[Data records]
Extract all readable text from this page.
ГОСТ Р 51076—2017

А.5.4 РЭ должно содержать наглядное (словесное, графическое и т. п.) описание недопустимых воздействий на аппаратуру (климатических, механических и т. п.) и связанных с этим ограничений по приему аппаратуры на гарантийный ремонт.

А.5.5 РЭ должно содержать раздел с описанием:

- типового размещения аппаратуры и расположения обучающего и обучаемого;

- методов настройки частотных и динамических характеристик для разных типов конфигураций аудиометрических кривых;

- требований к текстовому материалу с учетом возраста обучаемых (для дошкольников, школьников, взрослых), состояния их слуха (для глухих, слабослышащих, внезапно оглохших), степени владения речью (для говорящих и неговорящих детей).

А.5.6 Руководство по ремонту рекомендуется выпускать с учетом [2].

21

=== SHORT PROBLEM ===
Go through the listing and copy all of it exactly.

=== COMPLETE RESPONSE ===
Extract all readable text from this page.
ГОСТ Р 51076—2017

А.5.4 РЭ должно содержать наглядное (словесное, графическое и т. п.) описание недопустимых воздействий на аппаратуру (климатических, механических и т. п.) и связанных с этим ограничений по приему аппаратуры на гарантийный ремонт.

А.5.5 РЭ должно содержать раздел с описанием:

- типового размещения аппаратуры и расположения обучающего и обучаемого;

- методов настройки частотных и динамических характеристик для разных типов конфигураций аудиометрических кривых;

- требований к текстовому материалу с учетом возраста обучаемых (для дошкольников, школьников, взрослых), состояния их слуха (для глухих, слабослышащих, внезапно оглохших), степени владения речью (для говорящих и неговорящих детей).

А.5.6 Руководство по ремонту рекомендуется выпускать с учетом [2].

21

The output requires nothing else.